Exercise details
Leave every picture out and write out the records below exactly.

Material provided
####################

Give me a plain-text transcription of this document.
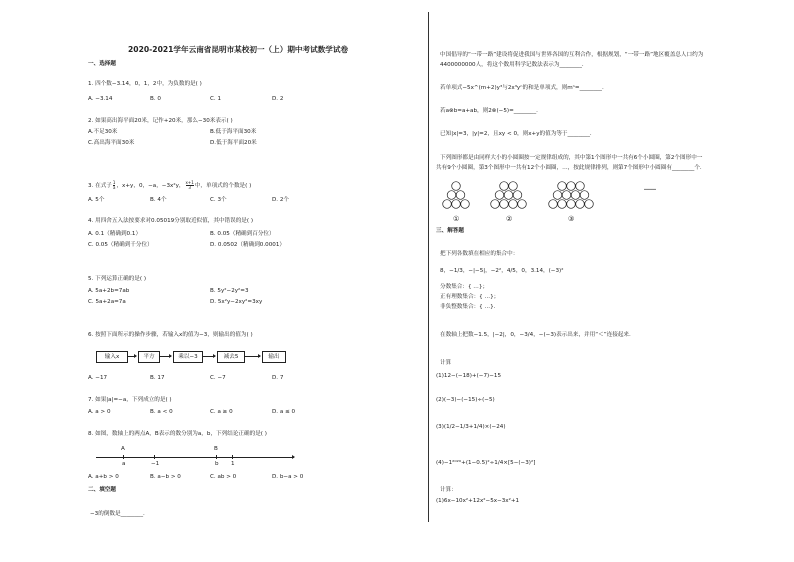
2020-2021学年云南省昆明市某校初一（上）期中考试数学试卷
一、选择题
1. 四个数−3.14，0，1，2中，为负数的是( )
A. −3.14	B. 0	C. 1	D. 2
2. 如果高出海平面20米，记作+20米，那么−30米表示( )
A.不足30米	B.低于海平面30米
C.高出海平面30米	D.低于海平面20米
3. 在式子 $\frac{1}{a}$ ，x+y，0，−a，−3x²y， $\frac{x+1}{3}$ 中，单项式的个数是( )
A. 5个	B. 4个	C. 3个	D. 2个
4. 用四舍五入法按要求对0.05019分别取近似值，其中错误的是( )
A. 0.1（精确到0.1）	B. 0.05（精确到百分位）
C. 0.05（精确到千分位）	D. 0.0502（精确到0.0001）
5. 下列运算正确的是( )
A. 5a+2b=7ab	B. 5y²−2y²=3
C. 5a+2a=7a	D. 5x²y−2xy²=3xy
6. 按照下面所示的操作步骤，若输入x的值为−3，则输出的值为( )
输入x	平方	乘以−3	减去5	输出
A. −17	B. 17	C. −7	D. 7
7. 如果|a|=−a，下列成立的是( )
A. a > 0	B. a < 0	C. a ≥ 0	D. a ≤ 0
8. 如图，数轴上的两点A，B表示的数分别为a，b，下列结论正确的是( )
A	B
a	−1	b 1
A. a+b > 0	B. a−b > 0	C. ab > 0	D. b−a > 0
二、填空题
−3的倒数是________.
中国倡导的“一带一路”建设将促进我国与世界各国的互利合作，根据规划，“一带一路”地区覆盖总人口约为
4400000000人，将这个数用科学记数法表示为________.
若单项式−5x^(m+2)y³与2x³yⁿ的和是单项式，则mⁿ=________.
若a⊗b=a+ab，则2⊗(−5)=________.
已知|x|=3，|y|=2，且xy < 0，则x+y的值为等于________.
下列图形都是由同样大小的小圆圈按一定规律组成的，其中第1个图形中一共有6个小圆圈，第2个图形中一
共有9个小圆圈，第3个图形中一共有12个小圆圈，…，按此规律排列，则第7个图形中小圆圈有________个.
①	②	③
……
三、解答题
把下列各数填在相应的集合中：
8，−1/3，−|−5|，−2²，4/5，0，3.14，(−3)²
分数集合：{ …}；
正有理数集合：{ …}；
非负整数集合：{ …}.
在数轴上把数−1.5，|−2|，0，−3/4，−(−3)表示出来，并用“＜”连接起来.
计算
(1)12−(−18)+(−7)−15
(2)(−3)−(−15)÷(−5)
(3)(1/2−1/3+1/4)×(−24)
(4)−1²⁰²⁰+(1−0.5)²÷1/4×[5−(−3)²]
计算：
(1)6x−10x²+12x²−5x−3x²+1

####################

Written response
Give me a plain-text transcription of this document.
2020-2021学年云南省昆明市某校初一（上）期中考试数学试卷
一、选择题
1. 四个数−3.14，0，1，2中，为负数的是( )
A. −3.14	B. 0	C. 1	D. 2
2. 如果高出海平面20米，记作+20米，那么−30米表示( )
A.不足30米	B.低于海平面30米
C.高出海平面30米	D.低于海平面20米
3. 在式子 $\frac{1}{a}$ ，x+y，0，−a，−3x²y， $\frac{x+1}{3}$ 中，单项式的个数是( )
A. 5个	B. 4个	C. 3个	D. 2个
4. 用四舍五入法按要求对0.05019分别取近似值，其中错误的是( )
A. 0.1（精确到0.1）	B. 0.05（精确到百分位）
C. 0.05（精确到千分位）	D. 0.0502（精确到0.0001）
5. 下列运算正确的是( )
A. 5a+2b=7ab	B. 5y²−2y²=3
C. 5a+2a=7a	D. 5x²y−2xy²=3xy
6. 按照下面所示的操作步骤，若输入x的值为−3，则输出的值为( )
输入x	平方	乘以−3	减去5	输出
A. −17	B. 17	C. −7	D. 7
7. 如果|a|=−a，下列成立的是( )
A. a > 0	B. a < 0	C. a ≥ 0	D. a ≤ 0
8. 如图，数轴上的两点A，B表示的数分别为a，b，下列结论正确的是( )
A	B
a	−1	b 1
A. a+b > 0	B. a−b > 0	C. ab > 0	D. b−a > 0
二、填空题
−3的倒数是________.
中国倡导的“一带一路”建设将促进我国与世界各国的互利合作，根据规划，“一带一路”地区覆盖总人口约为
4400000000人，将这个数用科学记数法表示为________.
若单项式−5x^(m+2)y³与2x³yⁿ的和是单项式，则mⁿ=________.
若a⊗b=a+ab，则2⊗(−5)=________.
已知|x|=3，|y|=2，且xy < 0，则x+y的值为等于________.
下列图形都是由同样大小的小圆圈按一定规律组成的，其中第1个图形中一共有6个小圆圈，第2个图形中一
共有9个小圆圈，第3个图形中一共有12个小圆圈，…，按此规律排列，则第7个图形中小圆圈有________个.
①	②	③
……
三、解答题
把下列各数填在相应的集合中：
8，−1/3，−|−5|，−2²，4/5，0，3.14，(−3)²
分数集合：{ …}；
正有理数集合：{ …}；
非负整数集合：{ …}.
在数轴上把数−1.5，|−2|，0，−3/4，−(−3)表示出来，并用“＜”连接起来.
计算
(1)12−(−18)+(−7)−15
(2)(−3)−(−15)÷(−5)
(3)(1/2−1/3+1/4)×(−24)
(4)−1²⁰²⁰+(1−0.5)²÷1/4×[5−(−3)²]
计算：
(1)6x−10x²+12x²−5x−3x²+1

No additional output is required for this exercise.